- **What to do**: Every record must be repeated exactly; omit any pictures they contain.

Entries with figure data:
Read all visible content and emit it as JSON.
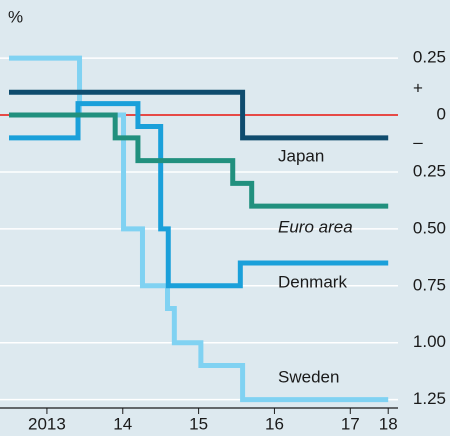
{
  "chart_data": {
    "type": "step",
    "y_unit_label": "%",
    "plus_sign": "+",
    "minus_sign": "–",
    "xlim": [
      2013,
      2018.05
    ],
    "xticks": [
      {
        "value": 2013.5,
        "label": "2013"
      },
      {
        "value": 2014.5,
        "label": "14"
      },
      {
        "value": 2015.5,
        "label": "15"
      },
      {
        "value": 2016.5,
        "label": "16"
      },
      {
        "value": 2017.5,
        "label": "17"
      },
      {
        "value": 2018,
        "label": "18"
      }
    ],
    "ylim": [
      -1.3,
      0.4
    ],
    "yticks": [
      0.25,
      0,
      {
        "value": -0.25,
        "label": "0.25"
      },
      {
        "value": -0.5,
        "label": "0.50"
      },
      {
        "value": -0.75,
        "label": "0.75"
      },
      {
        "value": -1.0,
        "label": "1.00"
      },
      {
        "value": -1.25,
        "label": "1.25"
      }
    ],
    "grid": true,
    "zero_line_color": "#e3120b",
    "series": [
      {
        "name": "Japan",
        "color": "#0f4c6e",
        "x": [
          2013,
          2016.08,
          2018
        ],
        "values": [
          0.1,
          -0.1,
          -0.1
        ]
      },
      {
        "name": "Euro area",
        "color": "#21907e",
        "x": [
          2013,
          2014.4,
          2014.7,
          2015.95,
          2016.2,
          2018
        ],
        "values": [
          0,
          -0.1,
          -0.2,
          -0.3,
          -0.4,
          -0.4
        ]
      },
      {
        "name": "Denmark",
        "color": "#1aa0da",
        "x": [
          2013,
          2013.91,
          2014.7,
          2015.0,
          2015.1,
          2016.05,
          2018
        ],
        "values": [
          -0.1,
          0.05,
          -0.05,
          -0.5,
          -0.75,
          -0.65,
          -0.65
        ]
      },
      {
        "name": "Sweden",
        "color": "#80d2f2",
        "x": [
          2013,
          2013.93,
          2014.51,
          2014.76,
          2015.09,
          2015.18,
          2015.53,
          2016.08,
          2018
        ],
        "values": [
          0.25,
          0,
          -0.5,
          -0.75,
          -0.85,
          -1.0,
          -1.1,
          -1.25,
          -1.25
        ]
      }
    ]
  }
}
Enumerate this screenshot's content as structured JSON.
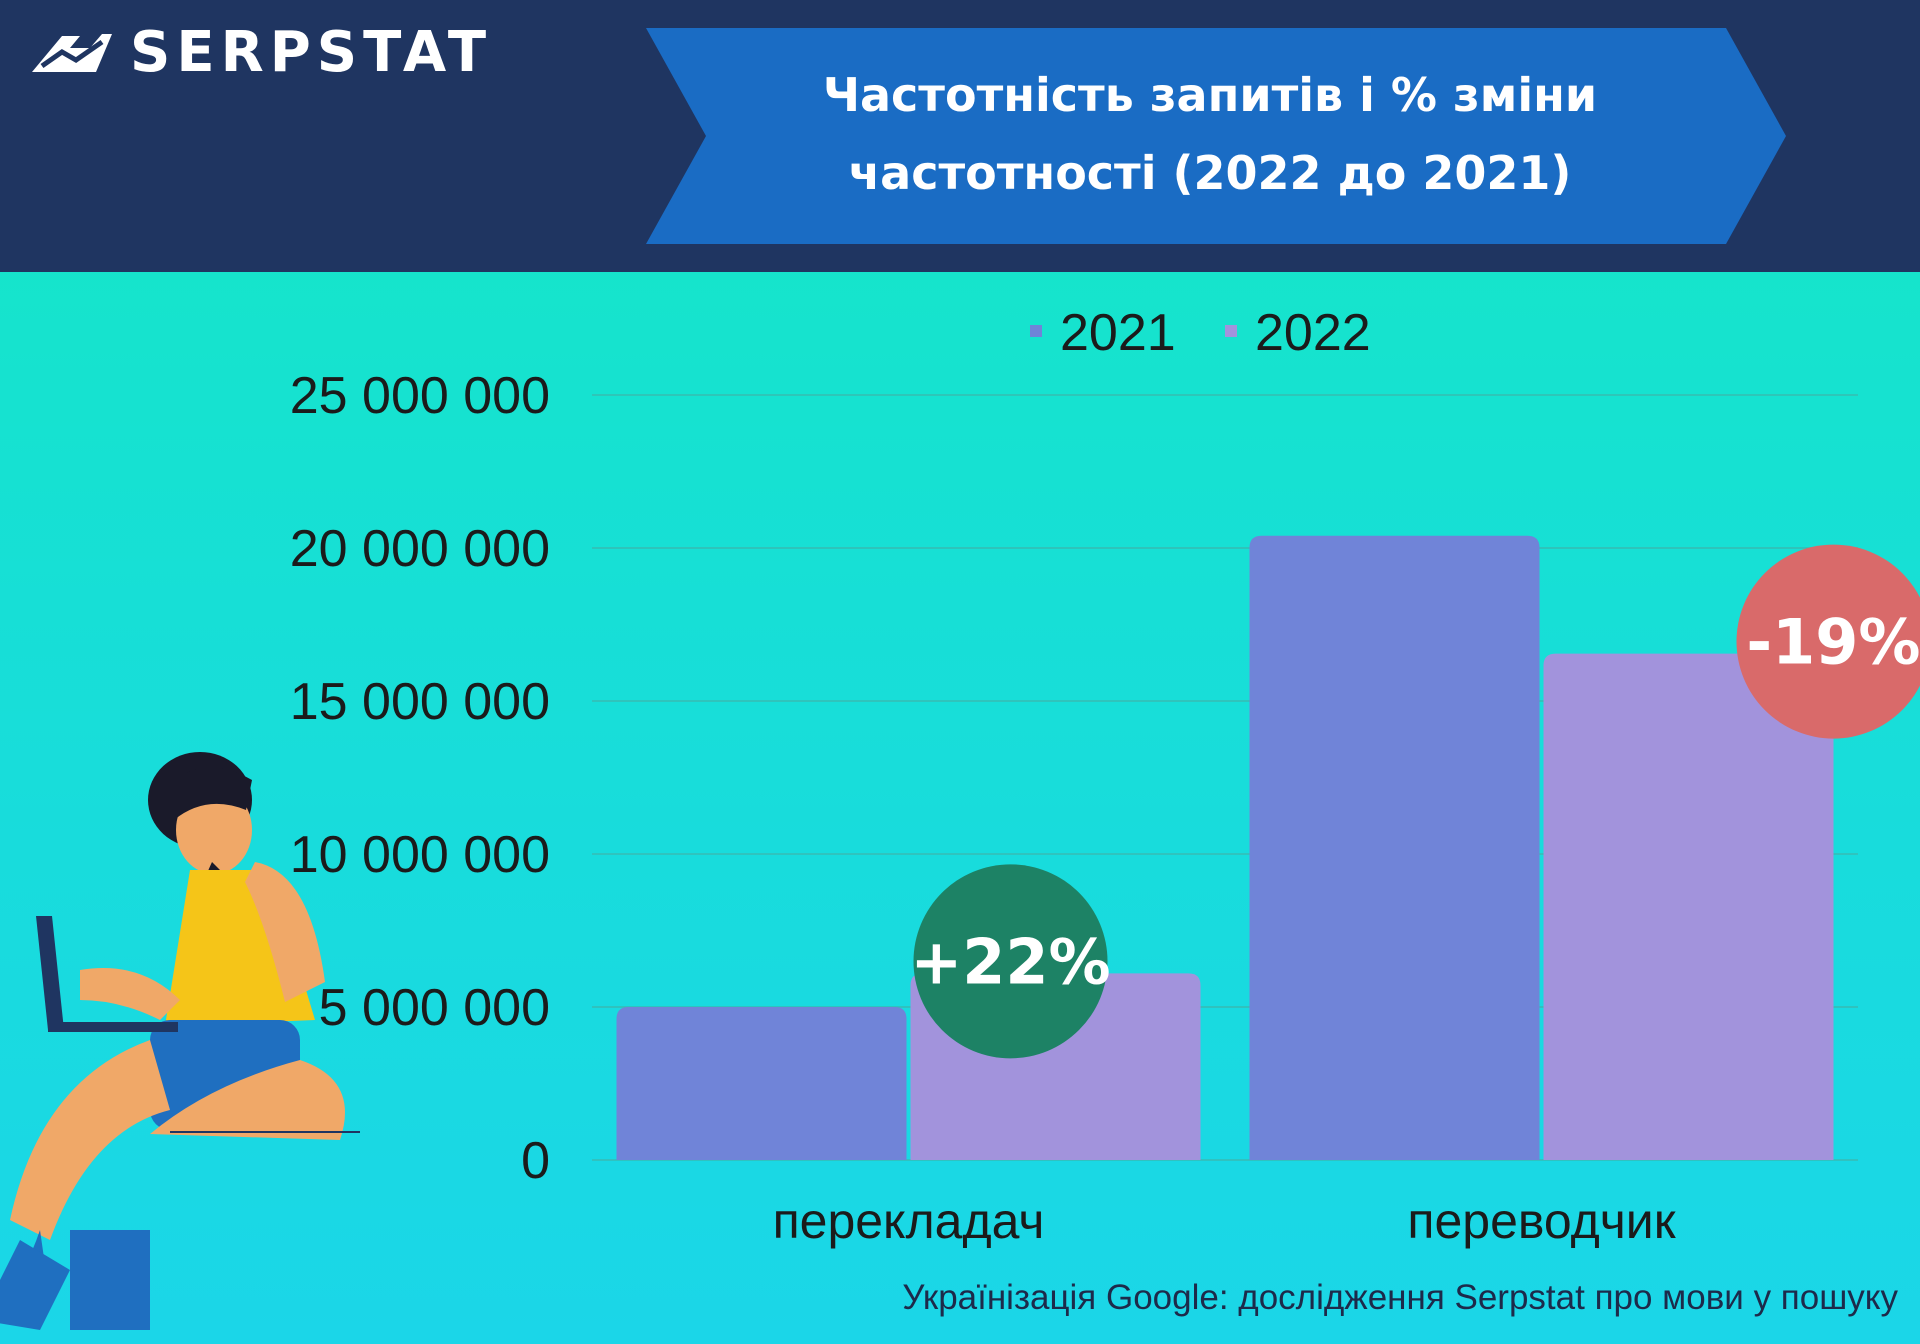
{
  "brand": {
    "name": "SERPSTAT"
  },
  "title": {
    "line1": "Частотність запитів і % зміни",
    "line2": "частотності (2022 до 2021)"
  },
  "footnote": "Українізація Google: дослідження Serpstat про мови у пошуку",
  "chart_data": {
    "type": "bar",
    "categories": [
      "перекладач",
      "переводчик"
    ],
    "series": [
      {
        "name": "2021",
        "values": [
          5000000,
          20400000
        ],
        "color": "#7084d8"
      },
      {
        "name": "2022",
        "values": [
          6100000,
          16550000
        ],
        "color": "#a293dc"
      }
    ],
    "ylim": [
      0,
      25000000
    ],
    "yticks": [
      0,
      5000000,
      10000000,
      15000000,
      20000000,
      25000000
    ],
    "ytick_labels": [
      "0",
      "5 000 000",
      "10 000 000",
      "15 000 000",
      "20 000 000",
      "25 000 000"
    ],
    "grid": true,
    "legend": "top",
    "annotations": [
      {
        "text": "+22%",
        "category_index": 0,
        "color": "#1d8265"
      },
      {
        "text": "-19%",
        "category_index": 1,
        "color": "#d96a6a"
      }
    ]
  },
  "colors": {
    "header_bg": "#1f3561",
    "banner": "#1a6cc4",
    "text": "#1b1b1b"
  },
  "illustration": {
    "icon": "woman-with-laptop-illustration"
  }
}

- **Result for this task**:
Read all visible content and emit it as JSON.
{
  "chart_data": {
    "type": "step",
    "y_unit_label": "%",
    "plus_sign": "+",
    "minus_sign": "–",
    "xlim": [
      2013,
      2018.05
    ],
    "xticks": [
      {
        "value": 2013.5,
        "label": "2013"
      },
      {
        "value": 2014.5,
        "label": "14"
      },
      {
        "value": 2015.5,
        "label": "15"
      },
      {
        "value": 2016.5,
        "label": "16"
      },
      {
        "value": 2017.5,
        "label": "17"
      },
      {
        "value": 2018,
        "label": "18"
      }
    ],
    "ylim": [
      -1.3,
      0.4
    ],
    "yticks": [
      0.25,
      0,
      {
        "value": -0.25,
        "label": "0.25"
      },
      {
        "value": -0.5,
        "label": "0.50"
      },
      {
        "value": -0.75,
        "label": "0.75"
      },
      {
        "value": -1.0,
        "label": "1.00"
      },
      {
        "value": -1.25,
        "label": "1.25"
      }
    ],
    "grid": true,
    "zero_line_color": "#e3120b",
    "series": [
      {
        "name": "Japan",
        "color": "#0f4c6e",
        "x": [
          2013,
          2016.08,
          2018
        ],
        "values": [
          0.1,
          -0.1,
          -0.1
        ]
      },
      {
        "name": "Euro area",
        "color": "#21907e",
        "x": [
          2013,
          2014.4,
          2014.7,
          2015.95,
          2016.2,
          2018
        ],
        "values": [
          0,
          -0.1,
          -0.2,
          -0.3,
          -0.4,
          -0.4
        ]
      },
      {
        "name": "Denmark",
        "color": "#1aa0da",
        "x": [
          2013,
          2013.91,
          2014.7,
          2015.0,
          2015.1,
          2016.05,
          2018
        ],
        "values": [
          -0.1,
          0.05,
          -0.05,
          -0.5,
          -0.75,
          -0.65,
          -0.65
        ]
      },
      {
        "name": "Sweden",
        "color": "#80d2f2",
        "x": [
          2013,
          2013.93,
          2014.51,
          2014.76,
          2015.09,
          2015.18,
          2015.53,
          2016.08,
          2018
        ],
        "values": [
          0.25,
          0,
          -0.5,
          -0.75,
          -0.85,
          -1.0,
          -1.1,
          -1.25,
          -1.25
        ]
      }
    ]
  }
}
Enumerate this screenshot's content as structured JSON.
{
  "brand": {
    "name": "SERPSTAT"
  },
  "title": {
    "line1": "Частотність запитів і % зміни",
    "line2": "частотності (2022 до 2021)"
  },
  "footnote": "Українізація Google: дослідження Serpstat про мови у пошуку",
  "chart_data": {
    "type": "bar",
    "categories": [
      "перекладач",
      "переводчик"
    ],
    "series": [
      {
        "name": "2021",
        "values": [
          5000000,
          20400000
        ],
        "color": "#7084d8"
      },
      {
        "name": "2022",
        "values": [
          6100000,
          16550000
        ],
        "color": "#a293dc"
      }
    ],
    "ylim": [
      0,
      25000000
    ],
    "yticks": [
      0,
      5000000,
      10000000,
      15000000,
      20000000,
      25000000
    ],
    "ytick_labels": [
      "0",
      "5 000 000",
      "10 000 000",
      "15 000 000",
      "20 000 000",
      "25 000 000"
    ],
    "grid": true,
    "legend": "top",
    "annotations": [
      {
        "text": "+22%",
        "category_index": 0,
        "color": "#1d8265"
      },
      {
        "text": "-19%",
        "category_index": 1,
        "color": "#d96a6a"
      }
    ]
  },
  "colors": {
    "header_bg": "#1f3561",
    "banner": "#1a6cc4",
    "text": "#1b1b1b"
  },
  "illustration": {
    "icon": "woman-with-laptop-illustration"
  }
}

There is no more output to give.